Transcript data for document pages

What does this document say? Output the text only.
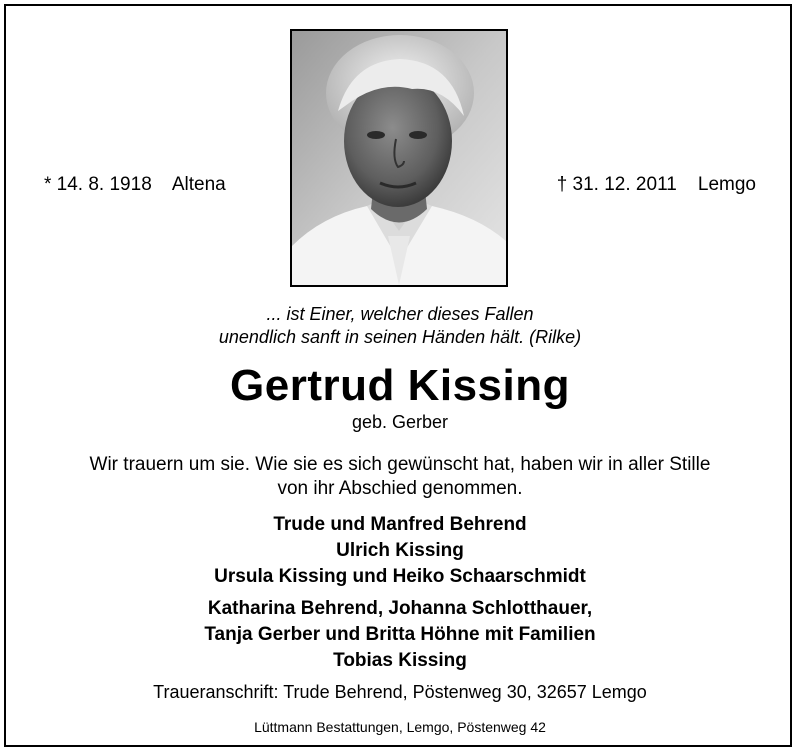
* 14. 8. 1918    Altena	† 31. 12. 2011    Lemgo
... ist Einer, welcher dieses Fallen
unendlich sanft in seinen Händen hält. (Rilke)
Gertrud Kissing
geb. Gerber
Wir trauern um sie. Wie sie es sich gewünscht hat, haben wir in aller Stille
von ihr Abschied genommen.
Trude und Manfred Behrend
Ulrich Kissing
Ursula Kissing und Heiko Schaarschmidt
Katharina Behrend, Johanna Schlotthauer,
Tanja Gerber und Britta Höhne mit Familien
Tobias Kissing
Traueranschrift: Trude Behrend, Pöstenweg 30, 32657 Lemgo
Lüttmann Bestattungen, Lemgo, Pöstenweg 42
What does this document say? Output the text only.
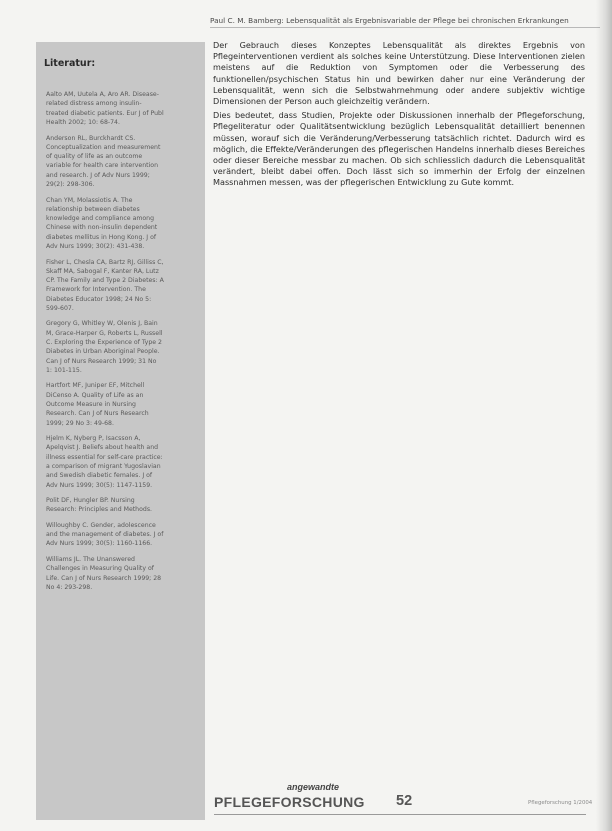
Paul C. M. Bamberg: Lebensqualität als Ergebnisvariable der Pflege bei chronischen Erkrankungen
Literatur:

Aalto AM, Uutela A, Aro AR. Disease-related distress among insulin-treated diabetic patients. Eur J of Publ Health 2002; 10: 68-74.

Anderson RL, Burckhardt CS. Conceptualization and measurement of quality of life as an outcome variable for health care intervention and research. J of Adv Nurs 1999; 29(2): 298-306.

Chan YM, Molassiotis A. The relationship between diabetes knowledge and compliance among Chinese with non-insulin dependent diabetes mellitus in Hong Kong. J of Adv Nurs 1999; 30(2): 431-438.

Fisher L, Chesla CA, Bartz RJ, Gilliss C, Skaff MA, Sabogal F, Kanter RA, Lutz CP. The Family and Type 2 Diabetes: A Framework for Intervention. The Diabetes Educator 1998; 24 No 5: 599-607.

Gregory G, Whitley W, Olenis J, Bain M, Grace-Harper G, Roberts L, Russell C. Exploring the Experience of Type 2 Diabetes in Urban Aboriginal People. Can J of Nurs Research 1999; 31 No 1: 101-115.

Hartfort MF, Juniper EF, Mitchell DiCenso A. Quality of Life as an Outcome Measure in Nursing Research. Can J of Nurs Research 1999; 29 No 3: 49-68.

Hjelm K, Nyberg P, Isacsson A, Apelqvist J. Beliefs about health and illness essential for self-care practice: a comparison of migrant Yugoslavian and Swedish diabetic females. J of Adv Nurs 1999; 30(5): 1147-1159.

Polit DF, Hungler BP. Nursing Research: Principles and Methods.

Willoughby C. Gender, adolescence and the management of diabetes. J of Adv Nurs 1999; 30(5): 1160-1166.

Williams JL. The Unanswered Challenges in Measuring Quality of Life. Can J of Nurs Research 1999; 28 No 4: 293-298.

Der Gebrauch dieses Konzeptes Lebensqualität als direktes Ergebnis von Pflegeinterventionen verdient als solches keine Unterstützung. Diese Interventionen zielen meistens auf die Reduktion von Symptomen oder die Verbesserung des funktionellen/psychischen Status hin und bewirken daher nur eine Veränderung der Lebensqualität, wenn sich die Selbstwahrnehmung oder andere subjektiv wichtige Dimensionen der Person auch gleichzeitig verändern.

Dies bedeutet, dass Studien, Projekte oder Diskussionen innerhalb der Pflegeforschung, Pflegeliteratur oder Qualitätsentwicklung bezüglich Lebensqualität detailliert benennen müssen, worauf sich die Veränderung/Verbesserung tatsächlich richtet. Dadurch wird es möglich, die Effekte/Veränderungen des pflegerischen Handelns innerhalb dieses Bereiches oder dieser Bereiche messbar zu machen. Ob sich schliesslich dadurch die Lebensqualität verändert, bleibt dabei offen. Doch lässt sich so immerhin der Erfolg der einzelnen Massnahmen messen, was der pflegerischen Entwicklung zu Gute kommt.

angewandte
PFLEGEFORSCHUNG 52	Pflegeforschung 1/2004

WHAT THE TASK REQUIRES: Every line above that contains the word "insulin" should be reported.

ANSWER TO THE PROBLEM:
Aalto AM, Uutela A, Aro AR. Disease-related distress among insulin-treated diabetic patients. Eur J of Publ Health 2002; 10: 68-74.
Chan YM, Molassiotis A. The relationship between diabetes knowledge and compliance among Chinese with non-insulin dependent diabetes mellitus in Hong Kong. J of Adv Nurs 1999; 30(2): 431-438.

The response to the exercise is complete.